**What you have to do**: From the entries below, pull out each line where "JSON" appears.

━━━━━━

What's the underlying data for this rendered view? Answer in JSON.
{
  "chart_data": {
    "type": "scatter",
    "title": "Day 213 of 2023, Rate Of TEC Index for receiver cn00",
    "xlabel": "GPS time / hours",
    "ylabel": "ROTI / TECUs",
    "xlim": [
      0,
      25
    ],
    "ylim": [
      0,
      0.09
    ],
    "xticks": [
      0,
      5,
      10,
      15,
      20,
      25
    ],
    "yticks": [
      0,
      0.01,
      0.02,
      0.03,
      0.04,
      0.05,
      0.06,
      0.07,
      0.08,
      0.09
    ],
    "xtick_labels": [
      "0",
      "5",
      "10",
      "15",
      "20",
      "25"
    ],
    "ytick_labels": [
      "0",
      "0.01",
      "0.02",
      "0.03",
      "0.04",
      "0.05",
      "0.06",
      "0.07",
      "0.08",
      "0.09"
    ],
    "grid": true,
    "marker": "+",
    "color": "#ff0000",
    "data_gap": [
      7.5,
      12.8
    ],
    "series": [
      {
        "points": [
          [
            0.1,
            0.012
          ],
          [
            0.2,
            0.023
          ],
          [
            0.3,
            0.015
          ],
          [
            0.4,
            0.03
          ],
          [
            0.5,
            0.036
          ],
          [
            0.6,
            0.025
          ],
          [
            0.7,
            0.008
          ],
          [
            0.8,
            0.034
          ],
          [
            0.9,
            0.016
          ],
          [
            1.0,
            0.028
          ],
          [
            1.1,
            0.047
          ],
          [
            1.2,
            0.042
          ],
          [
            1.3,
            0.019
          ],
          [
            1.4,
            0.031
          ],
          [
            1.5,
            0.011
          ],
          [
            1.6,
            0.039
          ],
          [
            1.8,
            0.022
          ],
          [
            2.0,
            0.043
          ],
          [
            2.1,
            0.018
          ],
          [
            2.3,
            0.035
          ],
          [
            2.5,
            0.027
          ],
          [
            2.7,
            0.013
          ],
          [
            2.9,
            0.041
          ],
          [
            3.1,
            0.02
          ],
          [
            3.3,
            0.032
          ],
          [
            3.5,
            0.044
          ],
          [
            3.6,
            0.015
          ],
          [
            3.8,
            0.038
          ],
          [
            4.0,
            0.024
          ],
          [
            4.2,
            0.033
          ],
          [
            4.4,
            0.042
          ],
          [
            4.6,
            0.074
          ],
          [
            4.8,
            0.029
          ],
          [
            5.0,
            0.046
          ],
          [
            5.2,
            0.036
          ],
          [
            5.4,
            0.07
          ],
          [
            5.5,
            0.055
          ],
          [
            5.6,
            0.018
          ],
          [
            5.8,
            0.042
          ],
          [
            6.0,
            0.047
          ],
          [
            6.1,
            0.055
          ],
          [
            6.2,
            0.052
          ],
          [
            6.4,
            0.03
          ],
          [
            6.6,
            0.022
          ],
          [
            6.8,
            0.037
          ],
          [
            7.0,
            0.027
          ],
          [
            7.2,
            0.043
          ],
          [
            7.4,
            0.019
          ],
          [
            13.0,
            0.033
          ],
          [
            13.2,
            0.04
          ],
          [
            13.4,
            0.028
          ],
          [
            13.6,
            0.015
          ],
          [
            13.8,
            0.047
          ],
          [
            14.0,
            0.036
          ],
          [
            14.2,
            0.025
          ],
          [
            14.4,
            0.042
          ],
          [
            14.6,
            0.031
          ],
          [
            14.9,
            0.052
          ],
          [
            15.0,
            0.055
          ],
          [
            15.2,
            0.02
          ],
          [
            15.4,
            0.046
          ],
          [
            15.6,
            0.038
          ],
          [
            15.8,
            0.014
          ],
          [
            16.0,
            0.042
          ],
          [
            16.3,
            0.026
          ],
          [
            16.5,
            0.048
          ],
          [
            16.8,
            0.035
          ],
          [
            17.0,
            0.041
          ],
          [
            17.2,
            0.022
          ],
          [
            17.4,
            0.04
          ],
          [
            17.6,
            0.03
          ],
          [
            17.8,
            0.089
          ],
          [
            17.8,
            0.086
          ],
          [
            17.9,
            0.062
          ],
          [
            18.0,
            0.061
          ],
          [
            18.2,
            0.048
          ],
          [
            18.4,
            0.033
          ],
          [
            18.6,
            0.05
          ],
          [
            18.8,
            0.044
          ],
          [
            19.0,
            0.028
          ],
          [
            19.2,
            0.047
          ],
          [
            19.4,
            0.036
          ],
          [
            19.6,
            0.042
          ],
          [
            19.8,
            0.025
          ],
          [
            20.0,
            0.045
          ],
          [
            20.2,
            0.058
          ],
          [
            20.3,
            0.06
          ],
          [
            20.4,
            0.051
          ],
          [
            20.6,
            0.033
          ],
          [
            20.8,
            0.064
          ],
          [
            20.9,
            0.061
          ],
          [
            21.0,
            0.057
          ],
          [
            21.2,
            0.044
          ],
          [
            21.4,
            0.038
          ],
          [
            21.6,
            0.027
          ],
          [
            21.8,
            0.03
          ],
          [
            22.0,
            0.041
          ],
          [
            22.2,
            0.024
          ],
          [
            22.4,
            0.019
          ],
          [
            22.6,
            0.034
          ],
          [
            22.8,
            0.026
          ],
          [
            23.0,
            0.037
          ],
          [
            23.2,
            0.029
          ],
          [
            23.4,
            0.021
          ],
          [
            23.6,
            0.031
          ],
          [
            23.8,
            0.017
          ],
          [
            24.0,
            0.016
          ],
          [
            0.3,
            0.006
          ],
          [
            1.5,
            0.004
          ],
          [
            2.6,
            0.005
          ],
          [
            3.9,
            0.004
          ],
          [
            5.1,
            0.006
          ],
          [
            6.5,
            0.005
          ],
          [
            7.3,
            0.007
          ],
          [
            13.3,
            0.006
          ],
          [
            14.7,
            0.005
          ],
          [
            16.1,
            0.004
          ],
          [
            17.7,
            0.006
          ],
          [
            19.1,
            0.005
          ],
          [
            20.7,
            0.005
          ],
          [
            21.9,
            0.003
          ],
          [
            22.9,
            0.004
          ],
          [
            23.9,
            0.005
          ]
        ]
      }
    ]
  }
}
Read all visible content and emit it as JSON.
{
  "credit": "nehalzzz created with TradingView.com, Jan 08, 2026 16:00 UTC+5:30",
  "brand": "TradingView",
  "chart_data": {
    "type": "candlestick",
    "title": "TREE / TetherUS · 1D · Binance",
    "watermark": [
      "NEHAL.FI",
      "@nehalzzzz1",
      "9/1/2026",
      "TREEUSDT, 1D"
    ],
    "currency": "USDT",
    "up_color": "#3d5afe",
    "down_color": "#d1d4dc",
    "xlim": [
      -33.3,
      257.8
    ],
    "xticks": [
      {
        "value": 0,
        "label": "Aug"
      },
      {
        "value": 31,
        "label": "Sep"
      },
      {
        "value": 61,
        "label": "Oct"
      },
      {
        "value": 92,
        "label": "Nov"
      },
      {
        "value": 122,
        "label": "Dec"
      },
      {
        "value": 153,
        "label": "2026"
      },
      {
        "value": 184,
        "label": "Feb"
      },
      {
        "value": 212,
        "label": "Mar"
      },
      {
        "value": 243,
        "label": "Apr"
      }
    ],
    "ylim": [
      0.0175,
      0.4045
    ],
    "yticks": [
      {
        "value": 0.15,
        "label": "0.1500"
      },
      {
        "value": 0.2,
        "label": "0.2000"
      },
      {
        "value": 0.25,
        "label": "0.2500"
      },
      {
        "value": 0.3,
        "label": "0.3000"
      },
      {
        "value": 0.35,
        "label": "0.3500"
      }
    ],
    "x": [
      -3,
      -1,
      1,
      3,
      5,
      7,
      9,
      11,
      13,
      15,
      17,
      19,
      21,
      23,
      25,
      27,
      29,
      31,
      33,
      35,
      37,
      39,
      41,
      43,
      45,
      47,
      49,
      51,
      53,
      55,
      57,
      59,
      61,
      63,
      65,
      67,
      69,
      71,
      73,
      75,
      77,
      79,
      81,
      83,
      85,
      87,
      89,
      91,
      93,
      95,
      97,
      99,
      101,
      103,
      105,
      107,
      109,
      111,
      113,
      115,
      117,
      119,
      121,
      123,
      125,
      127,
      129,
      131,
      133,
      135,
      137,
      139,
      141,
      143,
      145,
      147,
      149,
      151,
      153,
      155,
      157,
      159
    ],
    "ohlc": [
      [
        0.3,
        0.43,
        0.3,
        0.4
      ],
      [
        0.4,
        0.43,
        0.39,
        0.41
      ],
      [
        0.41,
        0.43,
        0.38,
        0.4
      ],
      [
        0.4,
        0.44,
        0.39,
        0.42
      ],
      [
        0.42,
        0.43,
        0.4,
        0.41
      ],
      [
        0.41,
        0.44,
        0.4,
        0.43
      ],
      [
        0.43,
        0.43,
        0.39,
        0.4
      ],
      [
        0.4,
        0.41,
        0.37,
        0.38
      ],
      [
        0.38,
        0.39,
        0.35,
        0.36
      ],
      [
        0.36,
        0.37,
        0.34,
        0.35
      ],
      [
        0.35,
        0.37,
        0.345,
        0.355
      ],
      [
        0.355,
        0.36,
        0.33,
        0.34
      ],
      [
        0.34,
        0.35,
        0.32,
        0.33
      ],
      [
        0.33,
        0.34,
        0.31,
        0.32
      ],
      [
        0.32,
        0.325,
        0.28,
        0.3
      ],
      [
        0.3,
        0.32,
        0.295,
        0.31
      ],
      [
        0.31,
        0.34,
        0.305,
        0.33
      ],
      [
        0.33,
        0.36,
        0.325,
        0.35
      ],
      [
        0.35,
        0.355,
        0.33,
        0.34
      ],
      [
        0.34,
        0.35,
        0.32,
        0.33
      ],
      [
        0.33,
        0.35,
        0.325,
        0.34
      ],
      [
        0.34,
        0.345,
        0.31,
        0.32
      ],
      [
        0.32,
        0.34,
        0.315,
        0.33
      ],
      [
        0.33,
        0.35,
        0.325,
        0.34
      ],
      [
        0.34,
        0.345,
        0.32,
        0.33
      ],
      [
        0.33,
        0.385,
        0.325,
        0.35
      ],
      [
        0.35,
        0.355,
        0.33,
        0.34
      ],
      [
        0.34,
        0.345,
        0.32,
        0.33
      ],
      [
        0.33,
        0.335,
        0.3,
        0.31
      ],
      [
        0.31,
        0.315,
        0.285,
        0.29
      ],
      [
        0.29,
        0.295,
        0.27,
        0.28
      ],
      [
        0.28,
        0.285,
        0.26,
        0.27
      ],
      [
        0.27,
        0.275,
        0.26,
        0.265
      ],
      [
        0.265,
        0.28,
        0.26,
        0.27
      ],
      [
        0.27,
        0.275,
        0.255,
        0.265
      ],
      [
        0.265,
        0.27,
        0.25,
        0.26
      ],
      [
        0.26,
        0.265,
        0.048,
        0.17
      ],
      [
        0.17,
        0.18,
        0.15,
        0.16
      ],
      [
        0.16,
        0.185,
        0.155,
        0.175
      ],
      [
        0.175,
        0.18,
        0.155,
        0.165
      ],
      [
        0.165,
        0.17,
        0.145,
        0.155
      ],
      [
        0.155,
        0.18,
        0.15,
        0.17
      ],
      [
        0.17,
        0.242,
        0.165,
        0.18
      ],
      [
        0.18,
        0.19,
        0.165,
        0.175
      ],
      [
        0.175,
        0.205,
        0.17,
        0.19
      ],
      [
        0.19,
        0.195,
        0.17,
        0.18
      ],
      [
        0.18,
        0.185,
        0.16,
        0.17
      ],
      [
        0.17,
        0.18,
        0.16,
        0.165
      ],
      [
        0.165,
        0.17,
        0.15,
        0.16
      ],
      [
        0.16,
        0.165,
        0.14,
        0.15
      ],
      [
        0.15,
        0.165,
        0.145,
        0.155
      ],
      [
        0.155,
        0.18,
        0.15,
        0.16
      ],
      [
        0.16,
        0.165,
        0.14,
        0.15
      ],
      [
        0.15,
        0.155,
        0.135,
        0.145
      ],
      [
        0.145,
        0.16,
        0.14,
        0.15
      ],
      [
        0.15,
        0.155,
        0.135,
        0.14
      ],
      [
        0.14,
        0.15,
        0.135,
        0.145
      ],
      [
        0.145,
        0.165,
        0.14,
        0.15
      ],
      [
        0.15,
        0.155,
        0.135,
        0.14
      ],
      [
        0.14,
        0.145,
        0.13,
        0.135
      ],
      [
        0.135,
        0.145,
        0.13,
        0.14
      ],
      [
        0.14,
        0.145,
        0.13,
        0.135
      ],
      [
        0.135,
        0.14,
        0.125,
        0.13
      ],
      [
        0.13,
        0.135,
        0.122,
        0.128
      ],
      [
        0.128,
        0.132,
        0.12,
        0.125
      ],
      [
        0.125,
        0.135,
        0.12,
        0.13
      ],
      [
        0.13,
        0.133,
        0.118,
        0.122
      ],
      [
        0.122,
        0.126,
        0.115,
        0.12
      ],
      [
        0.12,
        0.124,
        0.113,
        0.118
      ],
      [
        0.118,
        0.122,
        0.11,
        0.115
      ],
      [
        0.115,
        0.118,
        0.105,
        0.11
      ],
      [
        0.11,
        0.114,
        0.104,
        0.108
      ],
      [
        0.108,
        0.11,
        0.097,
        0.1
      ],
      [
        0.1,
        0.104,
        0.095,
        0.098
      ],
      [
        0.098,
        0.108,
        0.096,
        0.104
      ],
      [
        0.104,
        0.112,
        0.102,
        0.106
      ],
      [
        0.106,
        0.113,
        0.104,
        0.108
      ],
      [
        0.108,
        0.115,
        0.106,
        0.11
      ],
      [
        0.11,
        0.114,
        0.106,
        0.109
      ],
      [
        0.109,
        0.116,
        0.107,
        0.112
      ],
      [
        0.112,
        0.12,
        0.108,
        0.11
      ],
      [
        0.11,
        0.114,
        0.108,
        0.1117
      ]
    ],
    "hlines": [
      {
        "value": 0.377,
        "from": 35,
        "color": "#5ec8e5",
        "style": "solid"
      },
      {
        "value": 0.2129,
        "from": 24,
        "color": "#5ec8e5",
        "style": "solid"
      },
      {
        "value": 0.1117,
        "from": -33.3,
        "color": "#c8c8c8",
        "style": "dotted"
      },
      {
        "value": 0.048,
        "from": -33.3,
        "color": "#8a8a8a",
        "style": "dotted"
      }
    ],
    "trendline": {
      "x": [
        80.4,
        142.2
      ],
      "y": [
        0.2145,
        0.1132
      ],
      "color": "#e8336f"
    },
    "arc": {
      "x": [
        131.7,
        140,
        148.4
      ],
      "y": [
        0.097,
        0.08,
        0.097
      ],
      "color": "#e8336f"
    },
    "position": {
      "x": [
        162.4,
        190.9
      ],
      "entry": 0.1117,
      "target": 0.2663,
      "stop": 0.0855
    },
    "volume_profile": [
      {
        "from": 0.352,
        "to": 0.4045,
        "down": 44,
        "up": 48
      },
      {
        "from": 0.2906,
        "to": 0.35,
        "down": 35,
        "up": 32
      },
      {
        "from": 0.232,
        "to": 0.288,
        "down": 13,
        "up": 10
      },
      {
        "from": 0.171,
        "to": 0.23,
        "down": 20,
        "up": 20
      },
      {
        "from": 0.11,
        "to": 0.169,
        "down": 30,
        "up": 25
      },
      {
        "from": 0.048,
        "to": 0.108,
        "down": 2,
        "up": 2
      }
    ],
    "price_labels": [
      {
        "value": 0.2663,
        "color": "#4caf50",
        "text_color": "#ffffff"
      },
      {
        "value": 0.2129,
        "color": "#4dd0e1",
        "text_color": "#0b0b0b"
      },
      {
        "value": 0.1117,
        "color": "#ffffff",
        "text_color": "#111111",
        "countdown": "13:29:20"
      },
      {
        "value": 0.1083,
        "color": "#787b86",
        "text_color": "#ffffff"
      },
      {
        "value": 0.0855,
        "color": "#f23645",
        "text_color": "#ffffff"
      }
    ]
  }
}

━━━━━━

**Expected output**:
What's the underlying data for this rendered view? Answer in JSON.
Read all visible content and emit it as JSON.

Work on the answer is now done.